:: Stored records
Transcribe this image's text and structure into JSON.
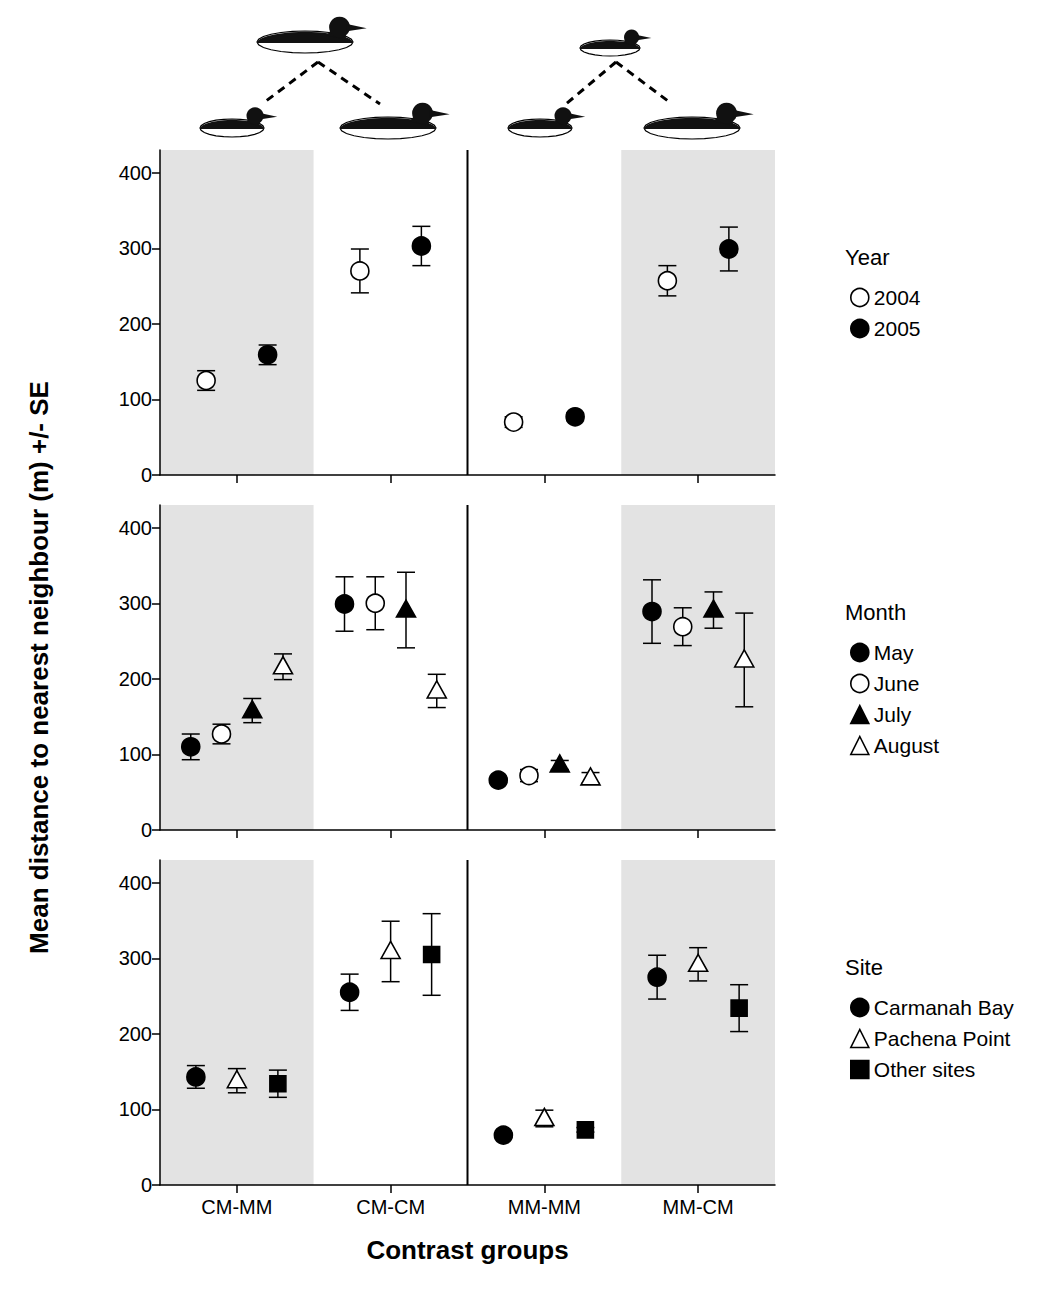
::::
:: Stored records
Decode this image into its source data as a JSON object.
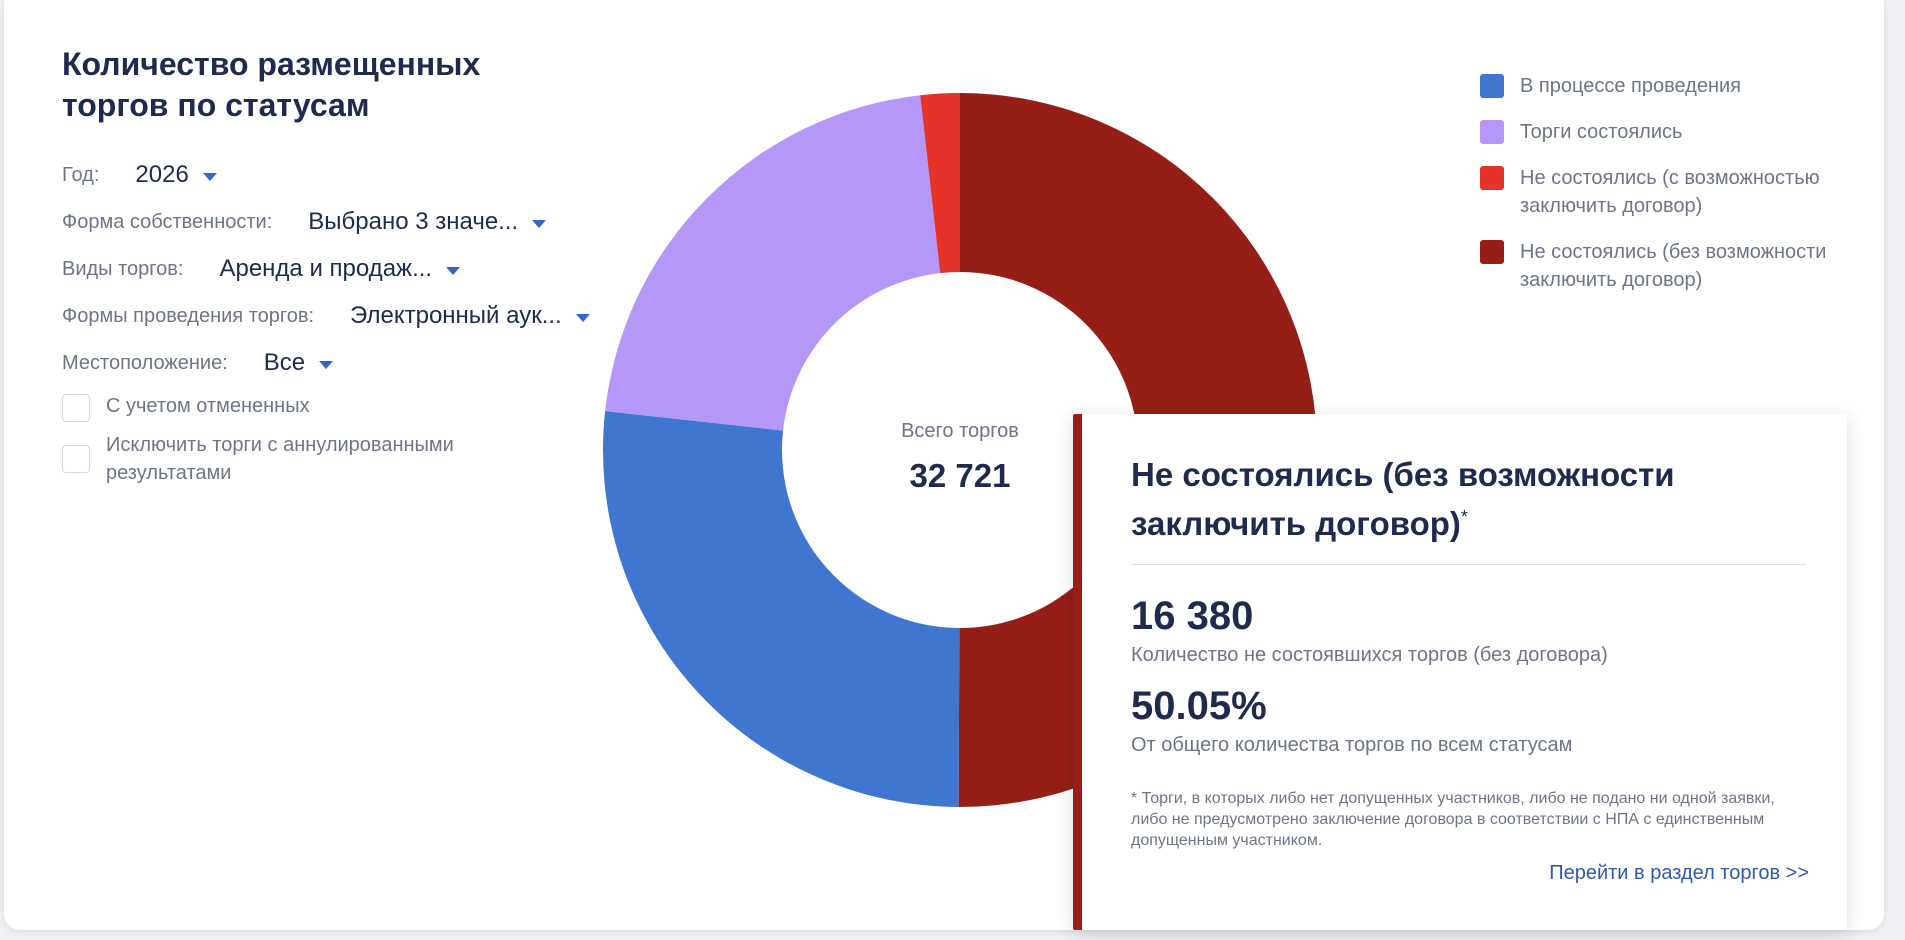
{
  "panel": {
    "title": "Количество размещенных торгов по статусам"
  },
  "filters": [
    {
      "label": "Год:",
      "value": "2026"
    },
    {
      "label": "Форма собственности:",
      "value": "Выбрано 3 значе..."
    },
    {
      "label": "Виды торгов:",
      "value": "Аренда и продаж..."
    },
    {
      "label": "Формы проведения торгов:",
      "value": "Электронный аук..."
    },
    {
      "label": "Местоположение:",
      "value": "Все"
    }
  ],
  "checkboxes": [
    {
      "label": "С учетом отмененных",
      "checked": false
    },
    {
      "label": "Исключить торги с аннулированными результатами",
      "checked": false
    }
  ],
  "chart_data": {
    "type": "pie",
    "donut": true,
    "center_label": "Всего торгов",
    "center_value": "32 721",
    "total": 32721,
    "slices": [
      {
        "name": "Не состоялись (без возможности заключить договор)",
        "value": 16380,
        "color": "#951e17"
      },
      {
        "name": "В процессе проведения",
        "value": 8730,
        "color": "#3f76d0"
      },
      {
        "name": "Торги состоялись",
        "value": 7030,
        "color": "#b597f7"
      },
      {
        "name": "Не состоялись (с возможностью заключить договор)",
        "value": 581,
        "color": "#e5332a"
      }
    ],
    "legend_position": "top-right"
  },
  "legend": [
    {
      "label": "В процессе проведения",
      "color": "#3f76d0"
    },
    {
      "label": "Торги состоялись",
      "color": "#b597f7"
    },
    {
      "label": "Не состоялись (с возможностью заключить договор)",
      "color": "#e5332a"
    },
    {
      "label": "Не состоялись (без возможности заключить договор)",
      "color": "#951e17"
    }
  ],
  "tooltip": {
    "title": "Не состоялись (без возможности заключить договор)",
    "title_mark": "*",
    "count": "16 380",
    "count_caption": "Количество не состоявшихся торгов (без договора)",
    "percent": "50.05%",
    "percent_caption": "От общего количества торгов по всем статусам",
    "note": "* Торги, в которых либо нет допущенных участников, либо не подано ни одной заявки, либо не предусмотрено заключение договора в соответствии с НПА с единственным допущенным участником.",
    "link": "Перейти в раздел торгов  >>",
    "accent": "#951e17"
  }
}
::::
:: Stored records
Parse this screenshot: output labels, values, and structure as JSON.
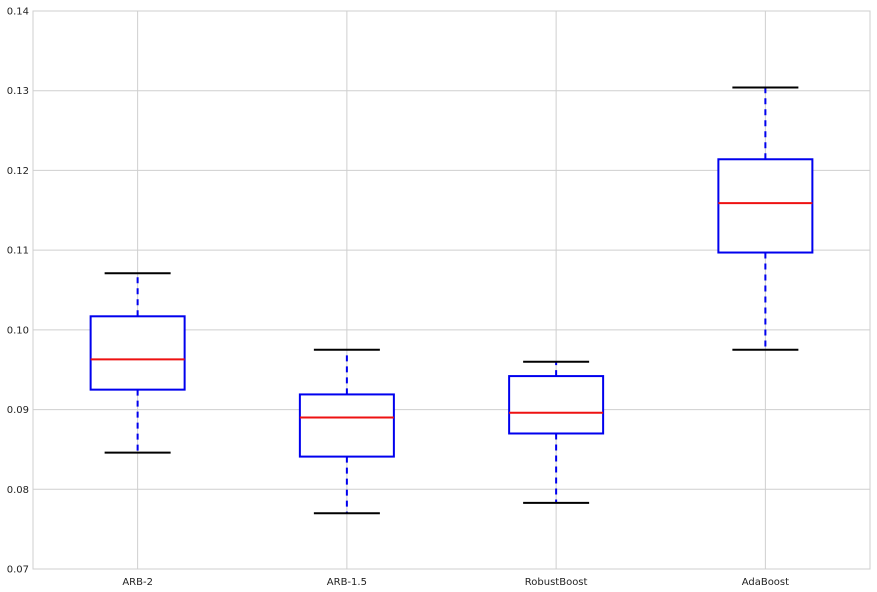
::::
> **What the task requires**
Copy each line of the records that contains the word "structure".

> **Result for this exercise**
Transcribe this image's text and structure into JSON.
Parse this screenshot: output labels, values, and structure as JSON.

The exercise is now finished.